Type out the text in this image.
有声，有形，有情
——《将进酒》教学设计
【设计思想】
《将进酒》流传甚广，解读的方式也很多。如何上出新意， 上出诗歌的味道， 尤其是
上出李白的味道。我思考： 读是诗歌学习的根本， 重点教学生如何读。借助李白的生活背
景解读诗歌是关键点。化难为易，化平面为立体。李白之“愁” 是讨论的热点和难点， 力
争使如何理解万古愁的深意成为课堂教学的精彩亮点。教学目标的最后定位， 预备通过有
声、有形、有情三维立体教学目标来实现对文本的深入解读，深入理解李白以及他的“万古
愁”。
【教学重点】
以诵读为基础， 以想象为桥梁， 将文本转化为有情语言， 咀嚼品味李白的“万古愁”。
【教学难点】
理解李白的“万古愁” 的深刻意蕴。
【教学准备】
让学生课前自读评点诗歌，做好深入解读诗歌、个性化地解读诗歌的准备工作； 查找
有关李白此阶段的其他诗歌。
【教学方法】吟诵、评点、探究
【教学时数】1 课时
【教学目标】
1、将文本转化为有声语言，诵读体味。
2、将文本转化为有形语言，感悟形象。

_____

• _Exercise directions_: Exactly reproduce every line of the records.

• _Solution to this exercise_:
Type out the text in this image.
有声，有形，有情
——《将进酒》教学设计
【设计思想】
《将进酒》流传甚广，解读的方式也很多。如何上出新意， 上出诗歌的味道， 尤其是
上出李白的味道。我思考： 读是诗歌学习的根本， 重点教学生如何读。借助李白的生活背
景解读诗歌是关键点。化难为易，化平面为立体。李白之“愁” 是讨论的热点和难点， 力
争使如何理解万古愁的深意成为课堂教学的精彩亮点。教学目标的最后定位， 预备通过有
声、有形、有情三维立体教学目标来实现对文本的深入解读，深入理解李白以及他的“万古
愁”。
【教学重点】
以诵读为基础， 以想象为桥梁， 将文本转化为有情语言， 咀嚼品味李白的“万古愁”。
【教学难点】
理解李白的“万古愁” 的深刻意蕴。
【教学准备】
让学生课前自读评点诗歌，做好深入解读诗歌、个性化地解读诗歌的准备工作； 查找
有关李白此阶段的其他诗歌。
【教学方法】吟诵、评点、探究
【教学时数】1 课时
【教学目标】
1、将文本转化为有声语言，诵读体味。
2、将文本转化为有形语言，感悟形象。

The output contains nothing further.